## Set problem
Your answer should be a single number: the count of lines in the material below that hold "terminal".

— Start —

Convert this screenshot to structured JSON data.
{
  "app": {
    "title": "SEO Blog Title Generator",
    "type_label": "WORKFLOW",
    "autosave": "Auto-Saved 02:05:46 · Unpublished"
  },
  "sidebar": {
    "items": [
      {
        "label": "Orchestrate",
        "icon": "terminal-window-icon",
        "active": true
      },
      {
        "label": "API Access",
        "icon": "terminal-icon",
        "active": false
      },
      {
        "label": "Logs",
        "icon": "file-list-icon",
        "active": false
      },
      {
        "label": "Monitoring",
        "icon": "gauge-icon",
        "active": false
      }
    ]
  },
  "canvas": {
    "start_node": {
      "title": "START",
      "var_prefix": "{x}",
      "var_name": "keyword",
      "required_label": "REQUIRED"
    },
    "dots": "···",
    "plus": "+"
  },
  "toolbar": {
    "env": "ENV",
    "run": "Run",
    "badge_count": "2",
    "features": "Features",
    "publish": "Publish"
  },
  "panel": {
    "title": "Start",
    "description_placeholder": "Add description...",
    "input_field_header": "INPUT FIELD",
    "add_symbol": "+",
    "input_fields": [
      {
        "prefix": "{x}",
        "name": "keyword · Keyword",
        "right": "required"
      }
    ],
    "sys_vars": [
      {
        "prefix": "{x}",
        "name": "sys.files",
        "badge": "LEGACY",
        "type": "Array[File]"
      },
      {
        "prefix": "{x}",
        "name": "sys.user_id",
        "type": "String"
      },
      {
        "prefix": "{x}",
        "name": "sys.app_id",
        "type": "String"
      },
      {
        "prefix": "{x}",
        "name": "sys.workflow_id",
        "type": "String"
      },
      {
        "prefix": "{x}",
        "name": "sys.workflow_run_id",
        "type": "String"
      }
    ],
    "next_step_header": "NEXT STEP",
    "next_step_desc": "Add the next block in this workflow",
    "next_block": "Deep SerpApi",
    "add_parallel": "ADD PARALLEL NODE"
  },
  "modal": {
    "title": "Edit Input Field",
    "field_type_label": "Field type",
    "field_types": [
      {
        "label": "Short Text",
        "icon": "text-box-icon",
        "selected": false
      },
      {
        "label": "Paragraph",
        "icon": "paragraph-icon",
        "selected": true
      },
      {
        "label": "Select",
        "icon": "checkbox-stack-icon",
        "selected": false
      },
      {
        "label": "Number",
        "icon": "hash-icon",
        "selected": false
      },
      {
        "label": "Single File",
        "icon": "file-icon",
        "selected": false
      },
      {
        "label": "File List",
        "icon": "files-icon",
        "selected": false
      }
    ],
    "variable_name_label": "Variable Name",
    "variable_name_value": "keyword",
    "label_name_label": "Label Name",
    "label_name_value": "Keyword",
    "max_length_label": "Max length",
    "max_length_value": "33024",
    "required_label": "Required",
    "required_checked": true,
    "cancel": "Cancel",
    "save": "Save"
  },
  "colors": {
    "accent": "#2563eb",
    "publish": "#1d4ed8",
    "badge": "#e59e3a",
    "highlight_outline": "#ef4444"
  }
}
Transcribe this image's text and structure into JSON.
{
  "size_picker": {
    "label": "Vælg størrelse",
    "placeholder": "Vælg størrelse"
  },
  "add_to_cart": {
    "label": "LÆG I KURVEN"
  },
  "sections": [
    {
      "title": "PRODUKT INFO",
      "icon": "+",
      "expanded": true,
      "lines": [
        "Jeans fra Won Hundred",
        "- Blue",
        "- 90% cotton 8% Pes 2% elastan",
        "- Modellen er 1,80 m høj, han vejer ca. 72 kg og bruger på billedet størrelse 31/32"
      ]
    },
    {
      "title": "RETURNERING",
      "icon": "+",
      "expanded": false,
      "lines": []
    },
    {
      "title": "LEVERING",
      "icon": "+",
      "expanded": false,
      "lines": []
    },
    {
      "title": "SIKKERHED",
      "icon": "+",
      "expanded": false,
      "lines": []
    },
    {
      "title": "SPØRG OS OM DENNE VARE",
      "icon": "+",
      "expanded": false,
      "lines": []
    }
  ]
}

— End —

## Written response
2